• **Data in this exercise**

----------------

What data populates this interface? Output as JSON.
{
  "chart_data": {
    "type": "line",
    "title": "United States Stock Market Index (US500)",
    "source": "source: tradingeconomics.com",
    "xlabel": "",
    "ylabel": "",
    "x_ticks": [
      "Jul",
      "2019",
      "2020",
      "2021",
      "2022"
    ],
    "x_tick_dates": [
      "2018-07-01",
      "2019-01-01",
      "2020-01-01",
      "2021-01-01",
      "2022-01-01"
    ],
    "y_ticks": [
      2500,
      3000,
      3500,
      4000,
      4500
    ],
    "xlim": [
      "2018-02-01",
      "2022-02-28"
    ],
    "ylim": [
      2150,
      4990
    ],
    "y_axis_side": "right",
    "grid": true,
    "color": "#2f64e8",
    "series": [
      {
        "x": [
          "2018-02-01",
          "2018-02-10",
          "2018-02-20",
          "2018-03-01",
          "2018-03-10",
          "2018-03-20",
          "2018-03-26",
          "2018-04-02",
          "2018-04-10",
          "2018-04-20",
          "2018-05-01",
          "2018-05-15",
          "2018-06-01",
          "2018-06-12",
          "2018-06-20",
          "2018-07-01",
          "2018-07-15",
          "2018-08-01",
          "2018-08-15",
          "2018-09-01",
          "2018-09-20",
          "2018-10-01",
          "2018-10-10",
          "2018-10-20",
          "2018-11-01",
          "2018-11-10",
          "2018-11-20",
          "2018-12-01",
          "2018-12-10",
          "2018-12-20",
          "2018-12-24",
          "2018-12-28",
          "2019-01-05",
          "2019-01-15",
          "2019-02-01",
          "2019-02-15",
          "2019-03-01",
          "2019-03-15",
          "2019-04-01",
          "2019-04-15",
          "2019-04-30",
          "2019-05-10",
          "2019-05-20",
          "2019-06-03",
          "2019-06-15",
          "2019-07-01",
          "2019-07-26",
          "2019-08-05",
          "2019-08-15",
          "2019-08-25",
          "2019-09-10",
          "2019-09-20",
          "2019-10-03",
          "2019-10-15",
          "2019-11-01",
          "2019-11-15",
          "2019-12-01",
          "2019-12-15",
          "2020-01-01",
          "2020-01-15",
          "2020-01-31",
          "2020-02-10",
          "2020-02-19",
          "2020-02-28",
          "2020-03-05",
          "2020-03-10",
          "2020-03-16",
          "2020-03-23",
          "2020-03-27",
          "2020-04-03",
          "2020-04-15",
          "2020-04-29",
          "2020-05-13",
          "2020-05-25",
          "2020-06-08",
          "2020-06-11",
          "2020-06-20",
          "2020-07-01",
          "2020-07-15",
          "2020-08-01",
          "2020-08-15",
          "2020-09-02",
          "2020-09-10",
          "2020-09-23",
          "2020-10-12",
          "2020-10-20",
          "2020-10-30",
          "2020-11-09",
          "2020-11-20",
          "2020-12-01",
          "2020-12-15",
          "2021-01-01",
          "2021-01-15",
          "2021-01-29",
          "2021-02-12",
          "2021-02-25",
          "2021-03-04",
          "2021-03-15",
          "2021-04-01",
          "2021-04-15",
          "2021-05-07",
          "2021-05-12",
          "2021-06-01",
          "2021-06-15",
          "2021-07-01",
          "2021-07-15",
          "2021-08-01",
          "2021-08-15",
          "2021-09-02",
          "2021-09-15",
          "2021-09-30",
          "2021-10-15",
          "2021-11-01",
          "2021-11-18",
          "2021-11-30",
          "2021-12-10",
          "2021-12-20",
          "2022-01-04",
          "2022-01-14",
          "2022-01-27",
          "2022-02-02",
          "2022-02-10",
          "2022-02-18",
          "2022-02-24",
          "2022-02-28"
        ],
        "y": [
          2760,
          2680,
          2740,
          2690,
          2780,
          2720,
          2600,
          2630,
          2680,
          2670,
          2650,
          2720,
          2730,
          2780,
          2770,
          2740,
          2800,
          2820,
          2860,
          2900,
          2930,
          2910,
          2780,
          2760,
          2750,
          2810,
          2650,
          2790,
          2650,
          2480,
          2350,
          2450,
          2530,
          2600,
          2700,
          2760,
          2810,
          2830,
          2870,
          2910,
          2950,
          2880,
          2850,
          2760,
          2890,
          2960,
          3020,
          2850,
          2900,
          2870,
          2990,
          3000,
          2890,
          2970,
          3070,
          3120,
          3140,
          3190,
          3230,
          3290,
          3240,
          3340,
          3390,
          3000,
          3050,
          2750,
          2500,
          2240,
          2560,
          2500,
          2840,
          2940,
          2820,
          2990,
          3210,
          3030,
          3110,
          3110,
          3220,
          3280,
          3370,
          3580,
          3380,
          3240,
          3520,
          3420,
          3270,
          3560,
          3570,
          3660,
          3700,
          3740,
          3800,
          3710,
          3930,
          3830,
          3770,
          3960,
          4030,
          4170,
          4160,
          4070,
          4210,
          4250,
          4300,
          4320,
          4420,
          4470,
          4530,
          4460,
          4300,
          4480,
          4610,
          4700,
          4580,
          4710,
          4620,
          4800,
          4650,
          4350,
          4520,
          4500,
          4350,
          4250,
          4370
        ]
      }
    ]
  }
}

----------------

• **Stated problem**
Repeat the records above exactly.

• **Task result**
What data populates this interface? Output as JSON.
{
  "chart_data": {
    "type": "line",
    "title": "United States Stock Market Index (US500)",
    "source": "source: tradingeconomics.com",
    "xlabel": "",
    "ylabel": "",
    "x_ticks": [
      "Jul",
      "2019",
      "2020",
      "2021",
      "2022"
    ],
    "x_tick_dates": [
      "2018-07-01",
      "2019-01-01",
      "2020-01-01",
      "2021-01-01",
      "2022-01-01"
    ],
    "y_ticks": [
      2500,
      3000,
      3500,
      4000,
      4500
    ],
    "xlim": [
      "2018-02-01",
      "2022-02-28"
    ],
    "ylim": [
      2150,
      4990
    ],
    "y_axis_side": "right",
    "grid": true,
    "color": "#2f64e8",
    "series": [
      {
        "x": [
          "2018-02-01",
          "2018-02-10",
          "2018-02-20",
          "2018-03-01",
          "2018-03-10",
          "2018-03-20",
          "2018-03-26",
          "2018-04-02",
          "2018-04-10",
          "2018-04-20",
          "2018-05-01",
          "2018-05-15",
          "2018-06-01",
          "2018-06-12",
          "2018-06-20",
          "2018-07-01",
          "2018-07-15",
          "2018-08-01",
          "2018-08-15",
          "2018-09-01",
          "2018-09-20",
          "2018-10-01",
          "2018-10-10",
          "2018-10-20",
          "2018-11-01",
          "2018-11-10",
          "2018-11-20",
          "2018-12-01",
          "2018-12-10",
          "2018-12-20",
          "2018-12-24",
          "2018-12-28",
          "2019-01-05",
          "2019-01-15",
          "2019-02-01",
          "2019-02-15",
          "2019-03-01",
          "2019-03-15",
          "2019-04-01",
          "2019-04-15",
          "2019-04-30",
          "2019-05-10",
          "2019-05-20",
          "2019-06-03",
          "2019-06-15",
          "2019-07-01",
          "2019-07-26",
          "2019-08-05",
          "2019-08-15",
          "2019-08-25",
          "2019-09-10",
          "2019-09-20",
          "2019-10-03",
          "2019-10-15",
          "2019-11-01",
          "2019-11-15",
          "2019-12-01",
          "2019-12-15",
          "2020-01-01",
          "2020-01-15",
          "2020-01-31",
          "2020-02-10",
          "2020-02-19",
          "2020-02-28",
          "2020-03-05",
          "2020-03-10",
          "2020-03-16",
          "2020-03-23",
          "2020-03-27",
          "2020-04-03",
          "2020-04-15",
          "2020-04-29",
          "2020-05-13",
          "2020-05-25",
          "2020-06-08",
          "2020-06-11",
          "2020-06-20",
          "2020-07-01",
          "2020-07-15",
          "2020-08-01",
          "2020-08-15",
          "2020-09-02",
          "2020-09-10",
          "2020-09-23",
          "2020-10-12",
          "2020-10-20",
          "2020-10-30",
          "2020-11-09",
          "2020-11-20",
          "2020-12-01",
          "2020-12-15",
          "2021-01-01",
          "2021-01-15",
          "2021-01-29",
          "2021-02-12",
          "2021-02-25",
          "2021-03-04",
          "2021-03-15",
          "2021-04-01",
          "2021-04-15",
          "2021-05-07",
          "2021-05-12",
          "2021-06-01",
          "2021-06-15",
          "2021-07-01",
          "2021-07-15",
          "2021-08-01",
          "2021-08-15",
          "2021-09-02",
          "2021-09-15",
          "2021-09-30",
          "2021-10-15",
          "2021-11-01",
          "2021-11-18",
          "2021-11-30",
          "2021-12-10",
          "2021-12-20",
          "2022-01-04",
          "2022-01-14",
          "2022-01-27",
          "2022-02-02",
          "2022-02-10",
          "2022-02-18",
          "2022-02-24",
          "2022-02-28"
        ],
        "y": [
          2760,
          2680,
          2740,
          2690,
          2780,
          2720,
          2600,
          2630,
          2680,
          2670,
          2650,
          2720,
          2730,
          2780,
          2770,
          2740,
          2800,
          2820,
          2860,
          2900,
          2930,
          2910,
          2780,
          2760,
          2750,
          2810,
          2650,
          2790,
          2650,
          2480,
          2350,
          2450,
          2530,
          2600,
          2700,
          2760,
          2810,
          2830,
          2870,
          2910,
          2950,
          2880,
          2850,
          2760,
          2890,
          2960,
          3020,
          2850,
          2900,
          2870,
          2990,
          3000,
          2890,
          2970,
          3070,
          3120,
          3140,
          3190,
          3230,
          3290,
          3240,
          3340,
          3390,
          3000,
          3050,
          2750,
          2500,
          2240,
          2560,
          2500,
          2840,
          2940,
          2820,
          2990,
          3210,
          3030,
          3110,
          3110,
          3220,
          3280,
          3370,
          3580,
          3380,
          3240,
          3520,
          3420,
          3270,
          3560,
          3570,
          3660,
          3700,
          3740,
          3800,
          3710,
          3930,
          3830,
          3770,
          3960,
          4030,
          4170,
          4160,
          4070,
          4210,
          4250,
          4300,
          4320,
          4420,
          4470,
          4530,
          4460,
          4300,
          4480,
          4610,
          4700,
          4580,
          4710,
          4620,
          4800,
          4650,
          4350,
          4520,
          4500,
          4350,
          4250,
          4370
        ]
      }
    ]
  }
}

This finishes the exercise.